> **Task to carry out**:
Write out every entry exactly as given, but omit the pictures.

━━━━━ Entries supplied ━━━━━

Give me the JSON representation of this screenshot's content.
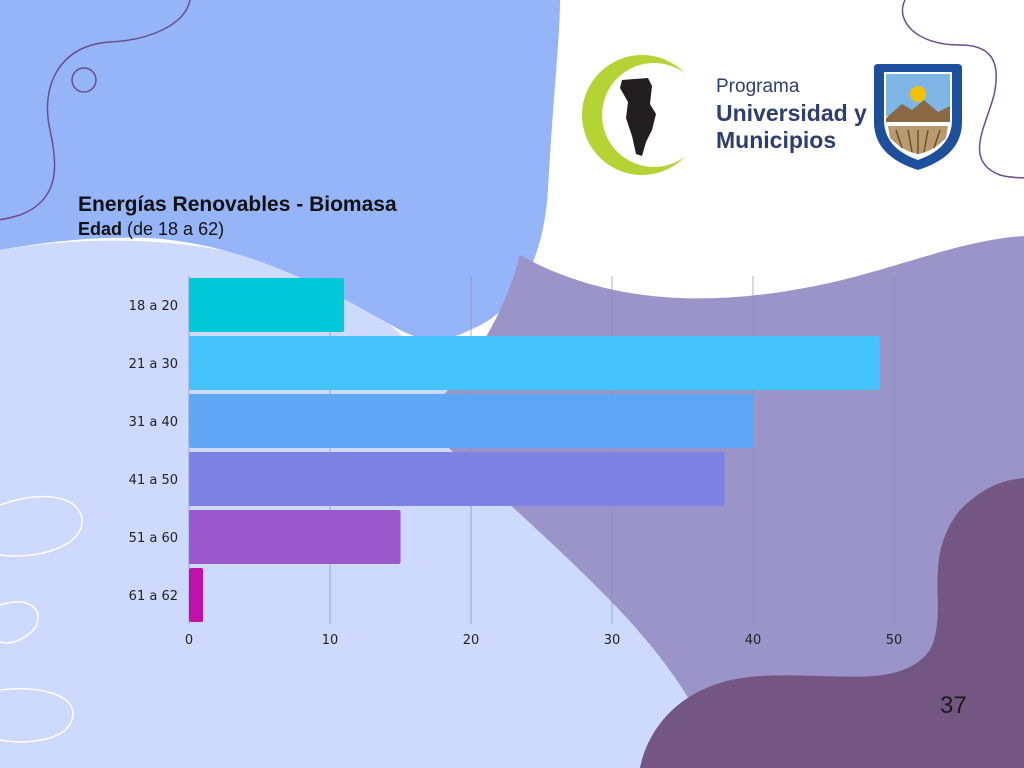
{
  "slide": {
    "title": "Energías Renovables - Biomasa",
    "subtitle_bold": "Edad",
    "subtitle_rest": " (de 18 a 62)",
    "page_number": "37"
  },
  "logos": {
    "program_line1": "Programa",
    "program_line2": "Universidad y",
    "program_line3": "Municipios",
    "program_color": "#2e3e70",
    "shield_color": "#1e4f9c"
  },
  "colors": {
    "bar_colors": [
      "#00c8d8",
      "#44c4fa",
      "#60a8f6",
      "#7e82e4",
      "#9a58cc",
      "#c012a8"
    ]
  },
  "chart_data": {
    "type": "bar",
    "orientation": "horizontal",
    "title": "Energías Renovables - Biomasa",
    "categories": [
      "18 a 20",
      "21 a 30",
      "31 a 40",
      "41 a 50",
      "51 a 60",
      "61 a 62"
    ],
    "values": [
      11,
      49,
      40,
      38,
      15,
      1
    ],
    "xlim": [
      0,
      50
    ],
    "xticks": [
      "0",
      "10",
      "20",
      "30",
      "40",
      "50"
    ],
    "grid": true
  }
}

━━━━━

> **The answer**:
Give me the JSON representation of this screenshot's content.
{
  "slide": {
    "title": "Energías Renovables - Biomasa",
    "subtitle_bold": "Edad",
    "subtitle_rest": " (de 18 a 62)",
    "page_number": "37"
  },
  "logos": {
    "program_line1": "Programa",
    "program_line2": "Universidad y",
    "program_line3": "Municipios",
    "program_color": "#2e3e70",
    "shield_color": "#1e4f9c"
  },
  "colors": {
    "bar_colors": [
      "#00c8d8",
      "#44c4fa",
      "#60a8f6",
      "#7e82e4",
      "#9a58cc",
      "#c012a8"
    ]
  },
  "chart_data": {
    "type": "bar",
    "orientation": "horizontal",
    "title": "Energías Renovables - Biomasa",
    "categories": [
      "18 a 20",
      "21 a 30",
      "31 a 40",
      "41 a 50",
      "51 a 60",
      "61 a 62"
    ],
    "values": [
      11,
      49,
      40,
      38,
      15,
      1
    ],
    "xlim": [
      0,
      50
    ],
    "xticks": [
      "0",
      "10",
      "20",
      "30",
      "40",
      "50"
    ],
    "grid": true
  }
}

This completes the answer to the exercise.